**Collected data**
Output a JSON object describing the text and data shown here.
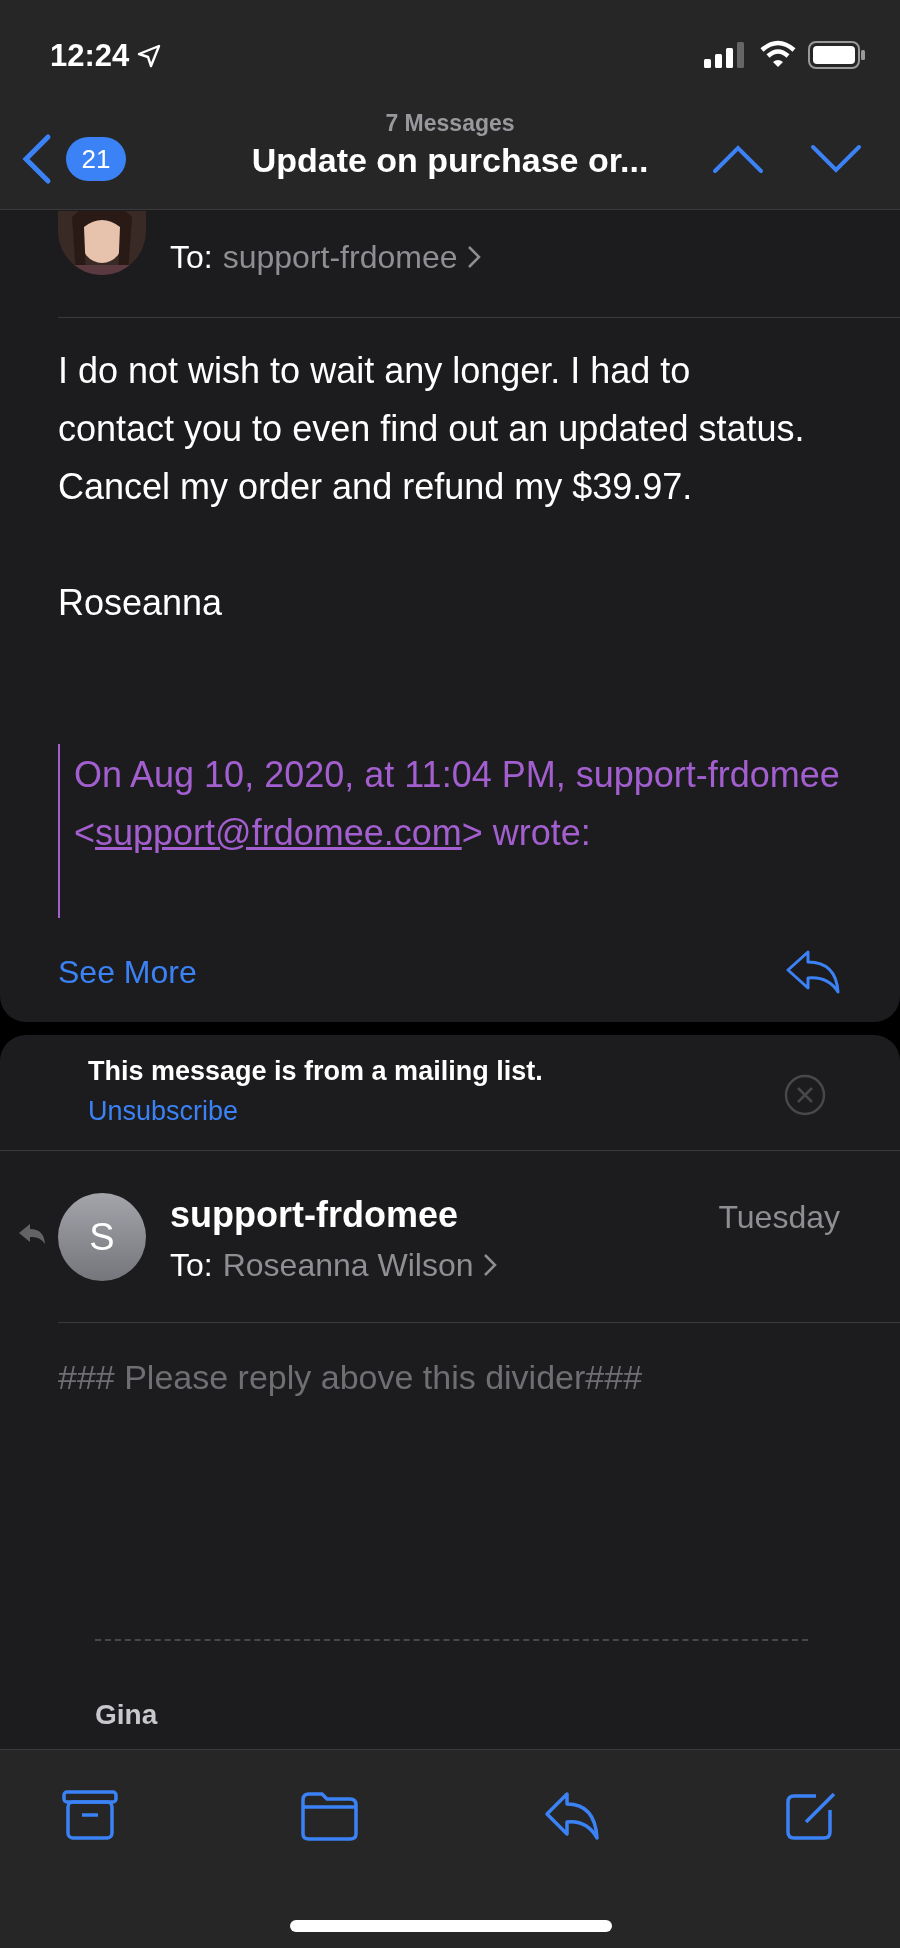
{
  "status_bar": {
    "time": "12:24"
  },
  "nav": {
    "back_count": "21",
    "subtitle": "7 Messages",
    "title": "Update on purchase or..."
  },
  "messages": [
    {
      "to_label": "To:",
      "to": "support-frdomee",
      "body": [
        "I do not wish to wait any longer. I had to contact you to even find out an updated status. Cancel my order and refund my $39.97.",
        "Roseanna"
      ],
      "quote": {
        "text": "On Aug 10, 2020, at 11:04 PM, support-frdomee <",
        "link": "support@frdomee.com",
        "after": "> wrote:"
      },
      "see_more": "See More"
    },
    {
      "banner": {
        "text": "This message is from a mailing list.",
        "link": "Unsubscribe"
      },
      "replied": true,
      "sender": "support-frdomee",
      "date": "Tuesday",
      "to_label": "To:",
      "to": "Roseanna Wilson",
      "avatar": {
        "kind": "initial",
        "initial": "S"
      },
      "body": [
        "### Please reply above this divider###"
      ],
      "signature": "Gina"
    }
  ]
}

--

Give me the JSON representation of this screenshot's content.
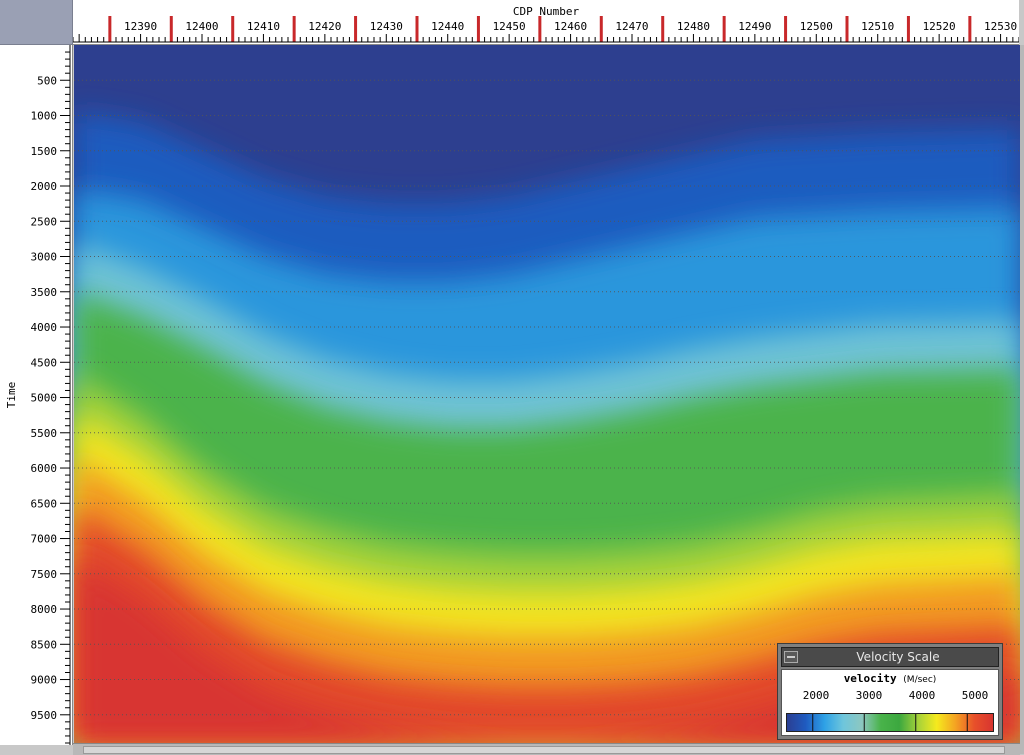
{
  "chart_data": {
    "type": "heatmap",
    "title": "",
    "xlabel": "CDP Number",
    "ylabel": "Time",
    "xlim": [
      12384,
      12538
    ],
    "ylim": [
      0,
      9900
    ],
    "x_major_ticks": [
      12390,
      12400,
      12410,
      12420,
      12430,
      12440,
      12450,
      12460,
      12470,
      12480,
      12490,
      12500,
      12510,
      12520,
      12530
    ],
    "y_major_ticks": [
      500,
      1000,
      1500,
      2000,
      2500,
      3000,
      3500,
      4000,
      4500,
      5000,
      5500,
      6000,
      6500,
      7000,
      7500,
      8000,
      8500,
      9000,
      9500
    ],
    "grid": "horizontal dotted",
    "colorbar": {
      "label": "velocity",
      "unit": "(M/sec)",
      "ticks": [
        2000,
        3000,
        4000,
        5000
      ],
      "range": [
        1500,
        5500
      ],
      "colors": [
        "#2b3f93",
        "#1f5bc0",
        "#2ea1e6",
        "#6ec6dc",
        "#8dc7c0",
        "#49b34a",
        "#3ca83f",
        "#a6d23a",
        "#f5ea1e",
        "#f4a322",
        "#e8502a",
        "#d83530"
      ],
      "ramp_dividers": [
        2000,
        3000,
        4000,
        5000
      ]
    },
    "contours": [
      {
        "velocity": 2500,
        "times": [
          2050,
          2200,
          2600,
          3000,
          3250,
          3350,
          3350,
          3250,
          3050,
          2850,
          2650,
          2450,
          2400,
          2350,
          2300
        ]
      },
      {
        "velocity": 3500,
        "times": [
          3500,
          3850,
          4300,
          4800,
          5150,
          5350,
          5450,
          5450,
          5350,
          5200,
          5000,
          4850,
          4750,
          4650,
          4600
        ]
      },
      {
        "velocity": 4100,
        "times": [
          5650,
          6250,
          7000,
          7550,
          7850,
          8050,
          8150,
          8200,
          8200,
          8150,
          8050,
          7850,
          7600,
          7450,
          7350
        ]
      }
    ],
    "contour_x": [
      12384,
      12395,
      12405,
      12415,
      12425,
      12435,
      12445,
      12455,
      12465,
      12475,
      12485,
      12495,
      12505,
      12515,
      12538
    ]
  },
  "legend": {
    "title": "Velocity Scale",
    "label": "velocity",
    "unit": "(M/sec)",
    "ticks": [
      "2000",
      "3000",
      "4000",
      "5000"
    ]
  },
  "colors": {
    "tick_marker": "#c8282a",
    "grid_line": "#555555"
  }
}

--

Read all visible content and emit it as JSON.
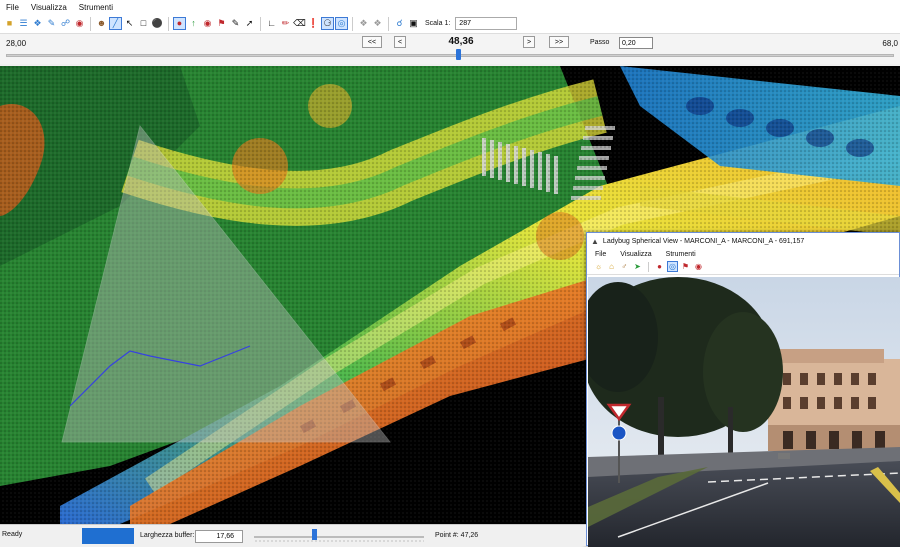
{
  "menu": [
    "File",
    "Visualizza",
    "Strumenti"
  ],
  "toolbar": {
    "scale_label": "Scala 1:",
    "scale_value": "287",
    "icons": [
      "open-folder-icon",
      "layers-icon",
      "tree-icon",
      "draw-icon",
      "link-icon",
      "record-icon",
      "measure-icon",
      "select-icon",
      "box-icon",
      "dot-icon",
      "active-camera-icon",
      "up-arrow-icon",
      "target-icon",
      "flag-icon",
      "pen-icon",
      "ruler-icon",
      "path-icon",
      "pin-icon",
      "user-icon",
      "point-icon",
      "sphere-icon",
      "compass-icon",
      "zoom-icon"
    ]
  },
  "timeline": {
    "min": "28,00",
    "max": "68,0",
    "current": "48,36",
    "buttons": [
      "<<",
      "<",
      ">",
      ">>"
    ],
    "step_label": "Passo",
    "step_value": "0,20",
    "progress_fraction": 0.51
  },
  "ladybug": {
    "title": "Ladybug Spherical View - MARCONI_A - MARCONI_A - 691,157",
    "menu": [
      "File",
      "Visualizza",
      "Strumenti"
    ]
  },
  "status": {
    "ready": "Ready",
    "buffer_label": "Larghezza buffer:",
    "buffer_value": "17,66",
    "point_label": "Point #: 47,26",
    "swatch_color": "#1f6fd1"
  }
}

**WHAT IS BEING ASKED**
Copy each line above that contains the string "frdomee".

**TASK SOLUTION**
      "to": "support-frdomee",
        "text": "On Aug 10, 2020, at 11:04 PM, support-frdomee <",
        "link": "support@frdomee.com",
      "sender": "support-frdomee",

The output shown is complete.